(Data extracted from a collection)
====================

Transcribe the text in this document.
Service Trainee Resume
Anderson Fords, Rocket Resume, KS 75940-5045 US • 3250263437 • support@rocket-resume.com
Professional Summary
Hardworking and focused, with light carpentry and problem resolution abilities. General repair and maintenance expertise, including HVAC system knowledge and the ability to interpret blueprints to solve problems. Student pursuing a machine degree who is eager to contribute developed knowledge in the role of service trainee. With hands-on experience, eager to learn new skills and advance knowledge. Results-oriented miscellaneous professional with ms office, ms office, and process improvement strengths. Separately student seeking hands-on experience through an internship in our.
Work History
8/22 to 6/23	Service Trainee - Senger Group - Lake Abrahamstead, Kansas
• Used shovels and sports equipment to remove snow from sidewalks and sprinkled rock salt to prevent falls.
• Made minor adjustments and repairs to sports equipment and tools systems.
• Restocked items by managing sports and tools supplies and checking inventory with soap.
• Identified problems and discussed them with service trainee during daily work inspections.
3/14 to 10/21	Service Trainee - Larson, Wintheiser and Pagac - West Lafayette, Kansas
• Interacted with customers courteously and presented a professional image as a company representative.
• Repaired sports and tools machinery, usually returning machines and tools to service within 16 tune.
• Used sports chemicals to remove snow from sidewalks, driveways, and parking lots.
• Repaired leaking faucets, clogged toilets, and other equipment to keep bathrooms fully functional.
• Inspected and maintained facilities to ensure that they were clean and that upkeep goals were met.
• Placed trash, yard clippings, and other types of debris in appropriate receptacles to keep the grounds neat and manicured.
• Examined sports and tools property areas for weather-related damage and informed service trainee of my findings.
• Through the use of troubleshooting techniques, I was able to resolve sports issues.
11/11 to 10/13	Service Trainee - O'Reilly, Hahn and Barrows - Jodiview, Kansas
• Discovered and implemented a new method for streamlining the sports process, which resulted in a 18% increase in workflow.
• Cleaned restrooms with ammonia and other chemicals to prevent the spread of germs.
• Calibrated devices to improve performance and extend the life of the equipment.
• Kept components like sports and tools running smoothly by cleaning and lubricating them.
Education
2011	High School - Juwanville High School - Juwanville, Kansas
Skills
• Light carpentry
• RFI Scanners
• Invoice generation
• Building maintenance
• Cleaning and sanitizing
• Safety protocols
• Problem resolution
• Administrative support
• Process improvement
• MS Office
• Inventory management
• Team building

====================

Exercise directions »
Write the listing out again, exactly as shown above.

Exercise response »
Transcribe the text in this document.
Service Trainee Resume
Anderson Fords, Rocket Resume, KS 75940-5045 US • 3250263437 • support@rocket-resume.com
Professional Summary
Hardworking and focused, with light carpentry and problem resolution abilities. General repair and maintenance expertise, including HVAC system knowledge and the ability to interpret blueprints to solve problems. Student pursuing a machine degree who is eager to contribute developed knowledge in the role of service trainee. With hands-on experience, eager to learn new skills and advance knowledge. Results-oriented miscellaneous professional with ms office, ms office, and process improvement strengths. Separately student seeking hands-on experience through an internship in our.
Work History
8/22 to 6/23	Service Trainee - Senger Group - Lake Abrahamstead, Kansas
• Used shovels and sports equipment to remove snow from sidewalks and sprinkled rock salt to prevent falls.
• Made minor adjustments and repairs to sports equipment and tools systems.
• Restocked items by managing sports and tools supplies and checking inventory with soap.
• Identified problems and discussed them with service trainee during daily work inspections.
3/14 to 10/21	Service Trainee - Larson, Wintheiser and Pagac - West Lafayette, Kansas
• Interacted with customers courteously and presented a professional image as a company representative.
• Repaired sports and tools machinery, usually returning machines and tools to service within 16 tune.
• Used sports chemicals to remove snow from sidewalks, driveways, and parking lots.
• Repaired leaking faucets, clogged toilets, and other equipment to keep bathrooms fully functional.
• Inspected and maintained facilities to ensure that they were clean and that upkeep goals were met.
• Placed trash, yard clippings, and other types of debris in appropriate receptacles to keep the grounds neat and manicured.
• Examined sports and tools property areas for weather-related damage and informed service trainee of my findings.
• Through the use of troubleshooting techniques, I was able to resolve sports issues.
11/11 to 10/13	Service Trainee - O'Reilly, Hahn and Barrows - Jodiview, Kansas
• Discovered and implemented a new method for streamlining the sports process, which resulted in a 18% increase in workflow.
• Cleaned restrooms with ammonia and other chemicals to prevent the spread of germs.
• Calibrated devices to improve performance and extend the life of the equipment.
• Kept components like sports and tools running smoothly by cleaning and lubricating them.
Education
2011	High School - Juwanville High School - Juwanville, Kansas
Skills
• Light carpentry
• RFI Scanners
• Invoice generation
• Building maintenance
• Cleaning and sanitizing
• Safety protocols
• Problem resolution
• Administrative support
• Process improvement
• MS Office
• Inventory management
• Team building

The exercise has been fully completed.